Figure contents as structured data:
^^^^
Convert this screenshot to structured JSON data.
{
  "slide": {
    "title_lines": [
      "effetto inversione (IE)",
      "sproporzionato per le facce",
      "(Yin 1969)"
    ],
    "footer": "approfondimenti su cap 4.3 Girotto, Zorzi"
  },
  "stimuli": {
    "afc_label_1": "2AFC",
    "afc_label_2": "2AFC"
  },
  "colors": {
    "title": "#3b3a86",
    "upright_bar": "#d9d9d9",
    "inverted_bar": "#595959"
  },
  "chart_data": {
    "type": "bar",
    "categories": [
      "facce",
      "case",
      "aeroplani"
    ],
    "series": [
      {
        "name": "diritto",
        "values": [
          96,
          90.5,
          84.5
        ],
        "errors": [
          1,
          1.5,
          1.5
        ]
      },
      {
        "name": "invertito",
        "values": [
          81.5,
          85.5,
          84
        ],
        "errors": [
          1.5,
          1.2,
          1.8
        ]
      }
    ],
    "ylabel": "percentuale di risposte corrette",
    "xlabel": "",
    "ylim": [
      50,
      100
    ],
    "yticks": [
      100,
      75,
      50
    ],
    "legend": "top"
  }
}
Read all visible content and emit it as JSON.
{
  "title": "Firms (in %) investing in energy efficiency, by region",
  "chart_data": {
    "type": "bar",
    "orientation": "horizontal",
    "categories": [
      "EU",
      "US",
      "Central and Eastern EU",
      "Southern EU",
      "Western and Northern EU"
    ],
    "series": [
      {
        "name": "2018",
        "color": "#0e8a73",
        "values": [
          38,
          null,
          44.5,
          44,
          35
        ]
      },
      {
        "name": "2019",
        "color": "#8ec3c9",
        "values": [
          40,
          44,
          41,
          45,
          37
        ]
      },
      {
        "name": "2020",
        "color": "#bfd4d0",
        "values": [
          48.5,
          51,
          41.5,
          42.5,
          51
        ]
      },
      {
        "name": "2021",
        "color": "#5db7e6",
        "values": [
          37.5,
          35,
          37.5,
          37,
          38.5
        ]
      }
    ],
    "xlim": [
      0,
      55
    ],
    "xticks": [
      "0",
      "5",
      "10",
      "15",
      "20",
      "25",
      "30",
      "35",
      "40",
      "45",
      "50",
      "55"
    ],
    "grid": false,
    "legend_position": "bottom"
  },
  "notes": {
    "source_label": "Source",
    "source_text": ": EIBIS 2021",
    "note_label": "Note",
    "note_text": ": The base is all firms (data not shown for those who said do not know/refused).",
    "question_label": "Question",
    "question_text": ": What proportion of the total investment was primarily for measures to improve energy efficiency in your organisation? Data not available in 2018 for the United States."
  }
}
^^^^
Above are the records; retype every one exactly.

Task output ▸
Convert this screenshot to structured JSON data.
{
  "slide": {
    "title_lines": [
      "effetto inversione (IE)",
      "sproporzionato per le facce",
      "(Yin 1969)"
    ],
    "footer": "approfondimenti su cap 4.3 Girotto, Zorzi"
  },
  "stimuli": {
    "afc_label_1": "2AFC",
    "afc_label_2": "2AFC"
  },
  "colors": {
    "title": "#3b3a86",
    "upright_bar": "#d9d9d9",
    "inverted_bar": "#595959"
  },
  "chart_data": {
    "type": "bar",
    "categories": [
      "facce",
      "case",
      "aeroplani"
    ],
    "series": [
      {
        "name": "diritto",
        "values": [
          96,
          90.5,
          84.5
        ],
        "errors": [
          1,
          1.5,
          1.5
        ]
      },
      {
        "name": "invertito",
        "values": [
          81.5,
          85.5,
          84
        ],
        "errors": [
          1.5,
          1.2,
          1.8
        ]
      }
    ],
    "ylabel": "percentuale di risposte corrette",
    "xlabel": "",
    "ylim": [
      50,
      100
    ],
    "yticks": [
      100,
      75,
      50
    ],
    "legend": "top"
  }
}
Read all visible content and emit it as JSON.
{
  "title": "Firms (in %) investing in energy efficiency, by region",
  "chart_data": {
    "type": "bar",
    "orientation": "horizontal",
    "categories": [
      "EU",
      "US",
      "Central and Eastern EU",
      "Southern EU",
      "Western and Northern EU"
    ],
    "series": [
      {
        "name": "2018",
        "color": "#0e8a73",
        "values": [
          38,
          null,
          44.5,
          44,
          35
        ]
      },
      {
        "name": "2019",
        "color": "#8ec3c9",
        "values": [
          40,
          44,
          41,
          45,
          37
        ]
      },
      {
        "name": "2020",
        "color": "#bfd4d0",
        "values": [
          48.5,
          51,
          41.5,
          42.5,
          51
        ]
      },
      {
        "name": "2021",
        "color": "#5db7e6",
        "values": [
          37.5,
          35,
          37.5,
          37,
          38.5
        ]
      }
    ],
    "xlim": [
      0,
      55
    ],
    "xticks": [
      "0",
      "5",
      "10",
      "15",
      "20",
      "25",
      "30",
      "35",
      "40",
      "45",
      "50",
      "55"
    ],
    "grid": false,
    "legend_position": "bottom"
  },
  "notes": {
    "source_label": "Source",
    "source_text": ": EIBIS 2021",
    "note_label": "Note",
    "note_text": ": The base is all firms (data not shown for those who said do not know/refused).",
    "question_label": "Question",
    "question_text": ": What proportion of the total investment was primarily for measures to improve energy efficiency in your organisation? Data not available in 2018 for the United States."
  }
}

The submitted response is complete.